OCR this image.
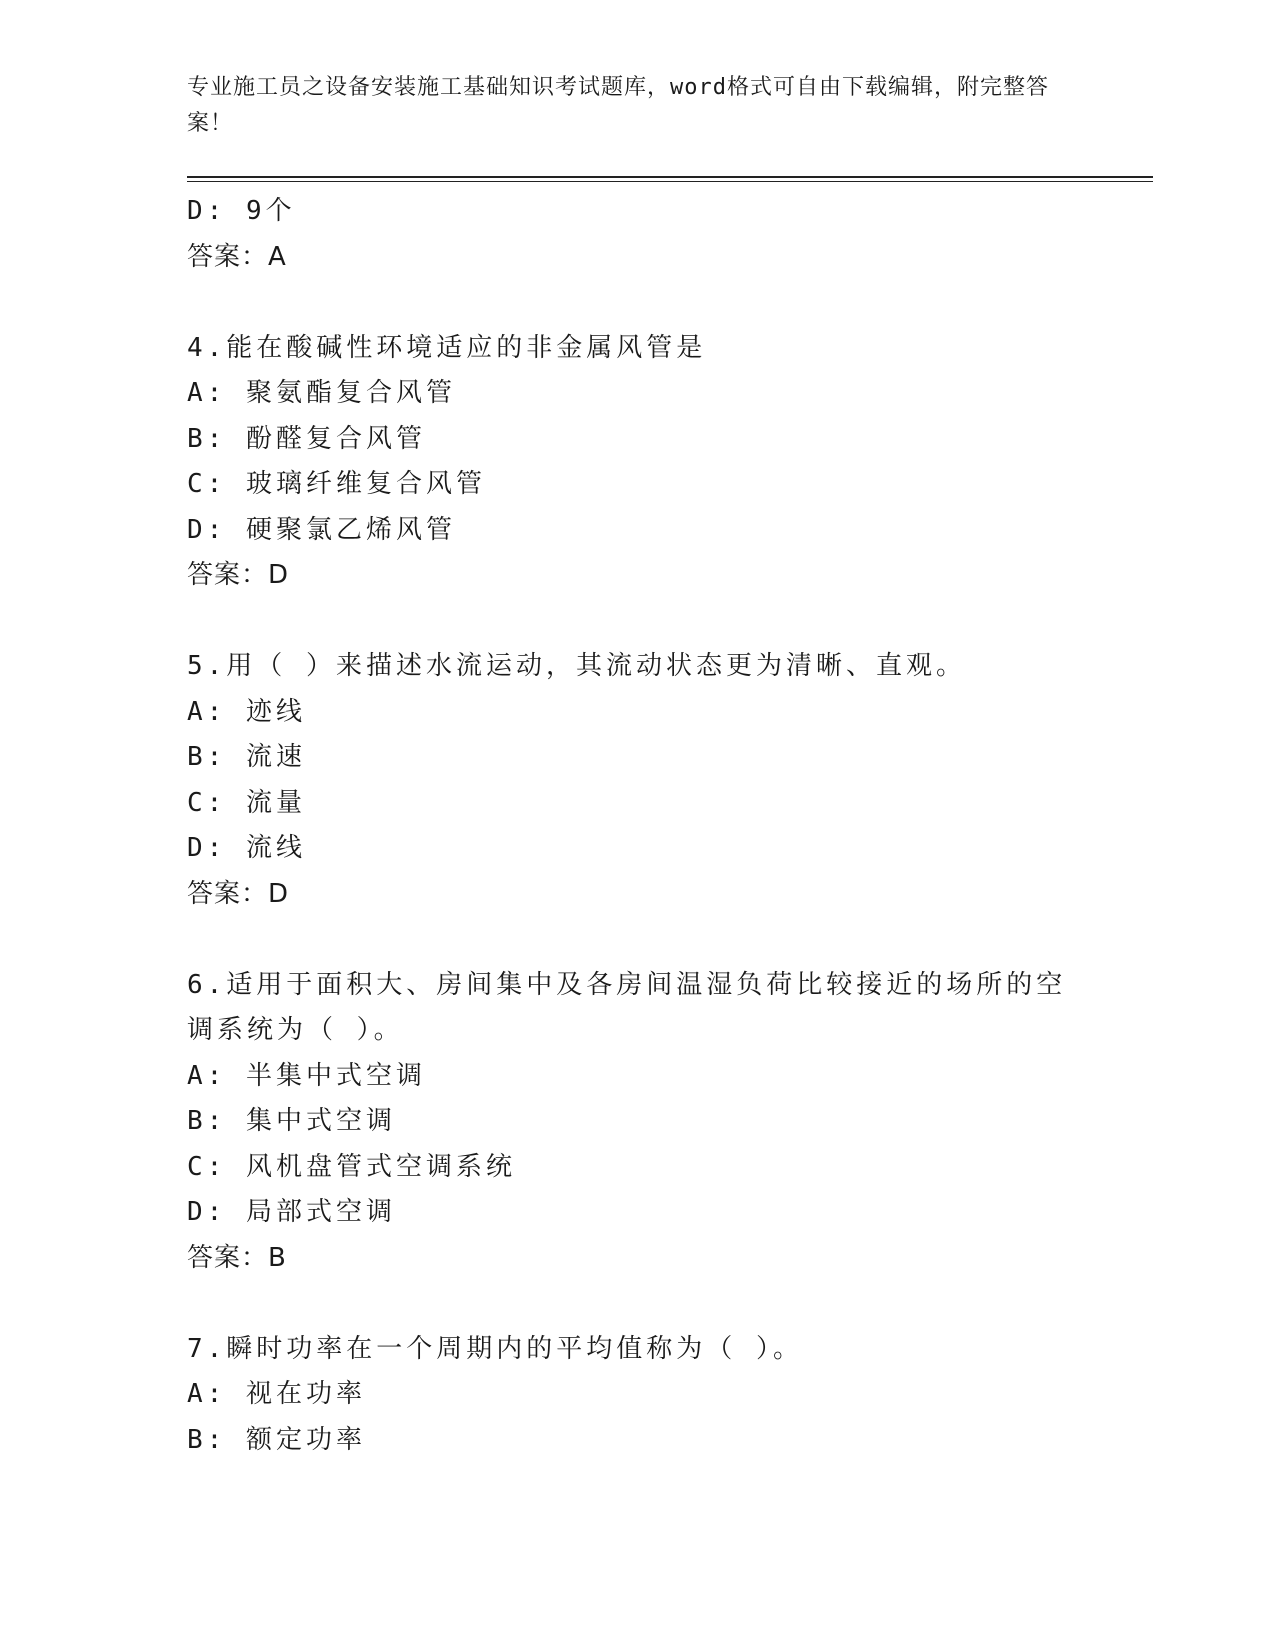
专业施工员之设备安装施工基础知识考试题库，word格式可自由下载编辑，附完整答案！
D: 9个
答案：A
4.能在酸碱性环境适应的非金属风管是
A: 聚氨酯复合风管
B: 酚醛复合风管
C: 玻璃纤维复合风管
D: 硬聚氯乙烯风管
答案：D
5.用（ ）来描述水流运动，其流动状态更为清晰、直观。
A: 迹线
B: 流速
C: 流量
D: 流线
答案：D
6.适用于面积大、房间集中及各房间温湿负荷比较接近的场所的空调系统为（ ）。
A: 半集中式空调
B: 集中式空调
C: 风机盘管式空调系统
D: 局部式空调
答案：B
7.瞬时功率在一个周期内的平均值称为（ ）。
A: 视在功率
B: 额定功率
##########
Leave out the pictures and transcribe everything else exactly.

OCR this image.
专业施工员之设备安装施工基础知识考试题库，word格式可自由下载编辑，附完整答案！
D: 9个
答案：A
4.能在酸碱性环境适应的非金属风管是
A: 聚氨酯复合风管
B: 酚醛复合风管
C: 玻璃纤维复合风管
D: 硬聚氯乙烯风管
答案：D
5.用（ ）来描述水流运动，其流动状态更为清晰、直观。
A: 迹线
B: 流速
C: 流量
D: 流线
答案：D
6.适用于面积大、房间集中及各房间温湿负荷比较接近的场所的空调系统为（ ）。
A: 半集中式空调
B: 集中式空调
C: 风机盘管式空调系统
D: 局部式空调
答案：B
7.瞬时功率在一个周期内的平均值称为（ ）。
A: 视在功率
B: 额定功率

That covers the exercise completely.